** START Data provided **

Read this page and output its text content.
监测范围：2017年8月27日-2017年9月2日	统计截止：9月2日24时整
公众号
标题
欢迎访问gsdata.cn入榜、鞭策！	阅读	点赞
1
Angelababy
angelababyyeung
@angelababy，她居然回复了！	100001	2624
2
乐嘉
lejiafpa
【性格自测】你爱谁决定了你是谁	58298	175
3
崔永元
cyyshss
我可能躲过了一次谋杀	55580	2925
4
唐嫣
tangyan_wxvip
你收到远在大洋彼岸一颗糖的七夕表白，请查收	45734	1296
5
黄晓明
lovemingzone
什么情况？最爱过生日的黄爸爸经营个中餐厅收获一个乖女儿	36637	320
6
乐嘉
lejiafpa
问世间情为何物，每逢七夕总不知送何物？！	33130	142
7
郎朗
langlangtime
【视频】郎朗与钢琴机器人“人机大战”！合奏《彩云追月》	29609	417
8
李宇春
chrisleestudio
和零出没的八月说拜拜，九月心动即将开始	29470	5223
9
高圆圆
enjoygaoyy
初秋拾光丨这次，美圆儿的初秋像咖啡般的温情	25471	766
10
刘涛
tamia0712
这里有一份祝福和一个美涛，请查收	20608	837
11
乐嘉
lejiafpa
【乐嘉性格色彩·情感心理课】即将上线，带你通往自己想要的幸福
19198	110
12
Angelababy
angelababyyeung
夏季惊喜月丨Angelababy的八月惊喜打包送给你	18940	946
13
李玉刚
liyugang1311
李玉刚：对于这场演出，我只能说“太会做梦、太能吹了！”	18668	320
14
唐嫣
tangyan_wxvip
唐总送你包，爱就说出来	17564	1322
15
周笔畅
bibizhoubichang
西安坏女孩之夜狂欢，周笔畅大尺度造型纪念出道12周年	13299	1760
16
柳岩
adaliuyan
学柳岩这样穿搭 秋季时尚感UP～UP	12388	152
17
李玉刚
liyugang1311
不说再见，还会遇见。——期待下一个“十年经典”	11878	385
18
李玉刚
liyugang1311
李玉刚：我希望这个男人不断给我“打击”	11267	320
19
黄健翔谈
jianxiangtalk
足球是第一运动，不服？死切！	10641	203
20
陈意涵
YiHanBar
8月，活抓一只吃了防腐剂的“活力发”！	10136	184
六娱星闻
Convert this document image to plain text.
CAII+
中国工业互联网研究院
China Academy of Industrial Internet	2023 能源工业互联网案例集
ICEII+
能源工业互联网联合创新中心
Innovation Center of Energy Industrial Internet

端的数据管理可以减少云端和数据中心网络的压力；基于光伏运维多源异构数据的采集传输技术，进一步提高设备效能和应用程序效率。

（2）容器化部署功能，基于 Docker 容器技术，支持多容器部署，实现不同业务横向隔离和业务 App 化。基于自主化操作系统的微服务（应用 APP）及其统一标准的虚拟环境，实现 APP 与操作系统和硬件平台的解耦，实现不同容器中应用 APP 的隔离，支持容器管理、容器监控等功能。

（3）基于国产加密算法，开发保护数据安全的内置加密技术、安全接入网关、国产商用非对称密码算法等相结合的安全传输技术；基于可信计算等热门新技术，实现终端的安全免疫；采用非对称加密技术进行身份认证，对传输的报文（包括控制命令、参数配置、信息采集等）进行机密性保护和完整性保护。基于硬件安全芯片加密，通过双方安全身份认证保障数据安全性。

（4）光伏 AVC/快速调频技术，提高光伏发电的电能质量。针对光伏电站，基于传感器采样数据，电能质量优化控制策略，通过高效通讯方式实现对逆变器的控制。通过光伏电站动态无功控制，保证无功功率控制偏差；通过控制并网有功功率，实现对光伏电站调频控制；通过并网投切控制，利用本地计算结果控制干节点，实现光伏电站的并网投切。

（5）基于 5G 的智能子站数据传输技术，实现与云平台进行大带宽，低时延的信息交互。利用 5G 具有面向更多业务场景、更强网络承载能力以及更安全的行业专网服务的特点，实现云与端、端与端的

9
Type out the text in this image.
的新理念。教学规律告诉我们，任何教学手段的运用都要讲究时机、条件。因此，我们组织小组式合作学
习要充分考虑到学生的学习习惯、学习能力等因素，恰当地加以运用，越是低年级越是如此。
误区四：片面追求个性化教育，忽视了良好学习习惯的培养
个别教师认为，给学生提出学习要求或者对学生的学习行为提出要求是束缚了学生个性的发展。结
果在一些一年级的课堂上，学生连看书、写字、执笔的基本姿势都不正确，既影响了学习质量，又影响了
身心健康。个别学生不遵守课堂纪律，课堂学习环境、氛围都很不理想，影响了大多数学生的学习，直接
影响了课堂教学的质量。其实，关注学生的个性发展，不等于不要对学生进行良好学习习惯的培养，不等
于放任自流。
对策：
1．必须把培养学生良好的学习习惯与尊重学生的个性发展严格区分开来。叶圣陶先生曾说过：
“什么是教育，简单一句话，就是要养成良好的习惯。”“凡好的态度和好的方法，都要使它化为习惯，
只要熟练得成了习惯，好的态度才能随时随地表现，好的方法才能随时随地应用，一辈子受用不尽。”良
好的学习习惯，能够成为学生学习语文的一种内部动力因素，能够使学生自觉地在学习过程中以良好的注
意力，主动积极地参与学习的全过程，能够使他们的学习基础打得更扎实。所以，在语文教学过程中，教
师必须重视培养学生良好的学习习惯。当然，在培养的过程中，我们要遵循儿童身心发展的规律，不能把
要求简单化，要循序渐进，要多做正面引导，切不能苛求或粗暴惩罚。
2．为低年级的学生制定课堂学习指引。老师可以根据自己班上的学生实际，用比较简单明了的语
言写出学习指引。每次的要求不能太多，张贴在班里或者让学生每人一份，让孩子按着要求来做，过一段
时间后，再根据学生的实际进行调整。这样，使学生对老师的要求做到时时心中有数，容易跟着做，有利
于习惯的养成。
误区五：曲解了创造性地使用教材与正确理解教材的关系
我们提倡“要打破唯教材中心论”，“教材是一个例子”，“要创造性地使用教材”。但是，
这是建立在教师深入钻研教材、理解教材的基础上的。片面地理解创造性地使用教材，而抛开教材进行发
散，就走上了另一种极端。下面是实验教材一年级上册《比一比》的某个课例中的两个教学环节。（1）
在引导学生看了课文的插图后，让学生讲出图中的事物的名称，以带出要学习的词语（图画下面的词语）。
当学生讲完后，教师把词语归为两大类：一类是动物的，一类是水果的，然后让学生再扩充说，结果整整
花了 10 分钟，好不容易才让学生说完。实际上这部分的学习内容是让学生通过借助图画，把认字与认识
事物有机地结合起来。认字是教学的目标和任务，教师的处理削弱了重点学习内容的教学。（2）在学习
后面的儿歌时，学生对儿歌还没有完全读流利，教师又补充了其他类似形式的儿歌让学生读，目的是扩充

** END Data provided **

### Set task:
Exactly reproduce all of the entries.

### Output:
Read this page and output its text content.
监测范围：2017年8月27日-2017年9月2日	统计截止：9月2日24时整
公众号
标题
欢迎访问gsdata.cn入榜、鞭策！	阅读	点赞
1
Angelababy
angelababyyeung
@angelababy，她居然回复了！	100001	2624
2
乐嘉
lejiafpa
【性格自测】你爱谁决定了你是谁	58298	175
3
崔永元
cyyshss
我可能躲过了一次谋杀	55580	2925
4
唐嫣
tangyan_wxvip
你收到远在大洋彼岸一颗糖的七夕表白，请查收	45734	1296
5
黄晓明
lovemingzone
什么情况？最爱过生日的黄爸爸经营个中餐厅收获一个乖女儿	36637	320
6
乐嘉
lejiafpa
问世间情为何物，每逢七夕总不知送何物？！	33130	142
7
郎朗
langlangtime
【视频】郎朗与钢琴机器人“人机大战”！合奏《彩云追月》	29609	417
8
李宇春
chrisleestudio
和零出没的八月说拜拜，九月心动即将开始	29470	5223
9
高圆圆
enjoygaoyy
初秋拾光丨这次，美圆儿的初秋像咖啡般的温情	25471	766
10
刘涛
tamia0712
这里有一份祝福和一个美涛，请查收	20608	837
11
乐嘉
lejiafpa
【乐嘉性格色彩·情感心理课】即将上线，带你通往自己想要的幸福
19198	110
12
Angelababy
angelababyyeung
夏季惊喜月丨Angelababy的八月惊喜打包送给你	18940	946
13
李玉刚
liyugang1311
李玉刚：对于这场演出，我只能说“太会做梦、太能吹了！”	18668	320
14
唐嫣
tangyan_wxvip
唐总送你包，爱就说出来	17564	1322
15
周笔畅
bibizhoubichang
西安坏女孩之夜狂欢，周笔畅大尺度造型纪念出道12周年	13299	1760
16
柳岩
adaliuyan
学柳岩这样穿搭 秋季时尚感UP～UP	12388	152
17
李玉刚
liyugang1311
不说再见，还会遇见。——期待下一个“十年经典”	11878	385
18
李玉刚
liyugang1311
李玉刚：我希望这个男人不断给我“打击”	11267	320
19
黄健翔谈
jianxiangtalk
足球是第一运动，不服？死切！	10641	203
20
陈意涵
YiHanBar
8月，活抓一只吃了防腐剂的“活力发”！	10136	184
六娱星闻
Convert this document image to plain text.
CAII+
中国工业互联网研究院
China Academy of Industrial Internet	2023 能源工业互联网案例集
ICEII+
能源工业互联网联合创新中心
Innovation Center of Energy Industrial Internet

端的数据管理可以减少云端和数据中心网络的压力；基于光伏运维多源异构数据的采集传输技术，进一步提高设备效能和应用程序效率。

（2）容器化部署功能，基于 Docker 容器技术，支持多容器部署，实现不同业务横向隔离和业务 App 化。基于自主化操作系统的微服务（应用 APP）及其统一标准的虚拟环境，实现 APP 与操作系统和硬件平台的解耦，实现不同容器中应用 APP 的隔离，支持容器管理、容器监控等功能。

（3）基于国产加密算法，开发保护数据安全的内置加密技术、安全接入网关、国产商用非对称密码算法等相结合的安全传输技术；基于可信计算等热门新技术，实现终端的安全免疫；采用非对称加密技术进行身份认证，对传输的报文（包括控制命令、参数配置、信息采集等）进行机密性保护和完整性保护。基于硬件安全芯片加密，通过双方安全身份认证保障数据安全性。

（4）光伏 AVC/快速调频技术，提高光伏发电的电能质量。针对光伏电站，基于传感器采样数据，电能质量优化控制策略，通过高效通讯方式实现对逆变器的控制。通过光伏电站动态无功控制，保证无功功率控制偏差；通过控制并网有功功率，实现对光伏电站调频控制；通过并网投切控制，利用本地计算结果控制干节点，实现光伏电站的并网投切。

（5）基于 5G 的智能子站数据传输技术，实现与云平台进行大带宽，低时延的信息交互。利用 5G 具有面向更多业务场景、更强网络承载能力以及更安全的行业专网服务的特点，实现云与端、端与端的

9
Type out the text in this image.
的新理念。教学规律告诉我们，任何教学手段的运用都要讲究时机、条件。因此，我们组织小组式合作学
习要充分考虑到学生的学习习惯、学习能力等因素，恰当地加以运用，越是低年级越是如此。
误区四：片面追求个性化教育，忽视了良好学习习惯的培养
个别教师认为，给学生提出学习要求或者对学生的学习行为提出要求是束缚了学生个性的发展。结
果在一些一年级的课堂上，学生连看书、写字、执笔的基本姿势都不正确，既影响了学习质量，又影响了
身心健康。个别学生不遵守课堂纪律，课堂学习环境、氛围都很不理想，影响了大多数学生的学习，直接
影响了课堂教学的质量。其实，关注学生的个性发展，不等于不要对学生进行良好学习习惯的培养，不等
于放任自流。
对策：
1．必须把培养学生良好的学习习惯与尊重学生的个性发展严格区分开来。叶圣陶先生曾说过：
“什么是教育，简单一句话，就是要养成良好的习惯。”“凡好的态度和好的方法，都要使它化为习惯，
只要熟练得成了习惯，好的态度才能随时随地表现，好的方法才能随时随地应用，一辈子受用不尽。”良
好的学习习惯，能够成为学生学习语文的一种内部动力因素，能够使学生自觉地在学习过程中以良好的注
意力，主动积极地参与学习的全过程，能够使他们的学习基础打得更扎实。所以，在语文教学过程中，教
师必须重视培养学生良好的学习习惯。当然，在培养的过程中，我们要遵循儿童身心发展的规律，不能把
要求简单化，要循序渐进，要多做正面引导，切不能苛求或粗暴惩罚。
2．为低年级的学生制定课堂学习指引。老师可以根据自己班上的学生实际，用比较简单明了的语
言写出学习指引。每次的要求不能太多，张贴在班里或者让学生每人一份，让孩子按着要求来做，过一段
时间后，再根据学生的实际进行调整。这样，使学生对老师的要求做到时时心中有数，容易跟着做，有利
于习惯的养成。
误区五：曲解了创造性地使用教材与正确理解教材的关系
我们提倡“要打破唯教材中心论”，“教材是一个例子”，“要创造性地使用教材”。但是，
这是建立在教师深入钻研教材、理解教材的基础上的。片面地理解创造性地使用教材，而抛开教材进行发
散，就走上了另一种极端。下面是实验教材一年级上册《比一比》的某个课例中的两个教学环节。（1）
在引导学生看了课文的插图后，让学生讲出图中的事物的名称，以带出要学习的词语（图画下面的词语）。
当学生讲完后，教师把词语归为两大类：一类是动物的，一类是水果的，然后让学生再扩充说，结果整整
花了 10 分钟，好不容易才让学生说完。实际上这部分的学习内容是让学生通过借助图画，把认字与认识
事物有机地结合起来。认字是教学的目标和任务，教师的处理削弱了重点学习内容的教学。（2）在学习
后面的儿歌时，学生对儿歌还没有完全读流利，教师又补充了其他类似形式的儿歌让学生读，目的是扩充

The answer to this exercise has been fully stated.